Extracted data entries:
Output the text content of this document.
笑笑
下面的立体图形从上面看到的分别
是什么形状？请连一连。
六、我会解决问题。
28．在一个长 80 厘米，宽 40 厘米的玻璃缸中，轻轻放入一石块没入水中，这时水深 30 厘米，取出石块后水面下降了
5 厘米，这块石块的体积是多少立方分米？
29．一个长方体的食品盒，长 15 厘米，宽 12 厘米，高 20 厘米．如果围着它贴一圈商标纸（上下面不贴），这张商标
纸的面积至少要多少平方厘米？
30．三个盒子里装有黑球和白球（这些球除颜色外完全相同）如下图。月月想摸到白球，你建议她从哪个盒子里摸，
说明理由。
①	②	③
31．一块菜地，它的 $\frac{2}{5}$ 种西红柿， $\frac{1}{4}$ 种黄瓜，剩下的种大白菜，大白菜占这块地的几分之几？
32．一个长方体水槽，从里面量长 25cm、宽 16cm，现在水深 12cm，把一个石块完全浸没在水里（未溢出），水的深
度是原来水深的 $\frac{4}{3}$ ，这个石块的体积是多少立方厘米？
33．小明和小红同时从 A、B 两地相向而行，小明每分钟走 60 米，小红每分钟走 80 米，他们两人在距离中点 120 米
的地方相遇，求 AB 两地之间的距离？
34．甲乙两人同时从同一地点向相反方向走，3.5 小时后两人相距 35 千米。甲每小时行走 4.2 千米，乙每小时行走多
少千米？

WHAT TO DO: All the entries above need to be reproduced exactly.

EXERCISE ANSWER:
Output the text content of this document.
笑笑
下面的立体图形从上面看到的分别
是什么形状？请连一连。
六、我会解决问题。
28．在一个长 80 厘米，宽 40 厘米的玻璃缸中，轻轻放入一石块没入水中，这时水深 30 厘米，取出石块后水面下降了
5 厘米，这块石块的体积是多少立方分米？
29．一个长方体的食品盒，长 15 厘米，宽 12 厘米，高 20 厘米．如果围着它贴一圈商标纸（上下面不贴），这张商标
纸的面积至少要多少平方厘米？
30．三个盒子里装有黑球和白球（这些球除颜色外完全相同）如下图。月月想摸到白球，你建议她从哪个盒子里摸，
说明理由。
①	②	③
31．一块菜地，它的 $\frac{2}{5}$ 种西红柿， $\frac{1}{4}$ 种黄瓜，剩下的种大白菜，大白菜占这块地的几分之几？
32．一个长方体水槽，从里面量长 25cm、宽 16cm，现在水深 12cm，把一个石块完全浸没在水里（未溢出），水的深
度是原来水深的 $\frac{4}{3}$ ，这个石块的体积是多少立方厘米？
33．小明和小红同时从 A、B 两地相向而行，小明每分钟走 60 米，小红每分钟走 80 米，他们两人在距离中点 120 米
的地方相遇，求 AB 两地之间的距离？
34．甲乙两人同时从同一地点向相反方向走，3.5 小时后两人相距 35 千米。甲每小时行走 4.2 千米，乙每小时行走多
少千米？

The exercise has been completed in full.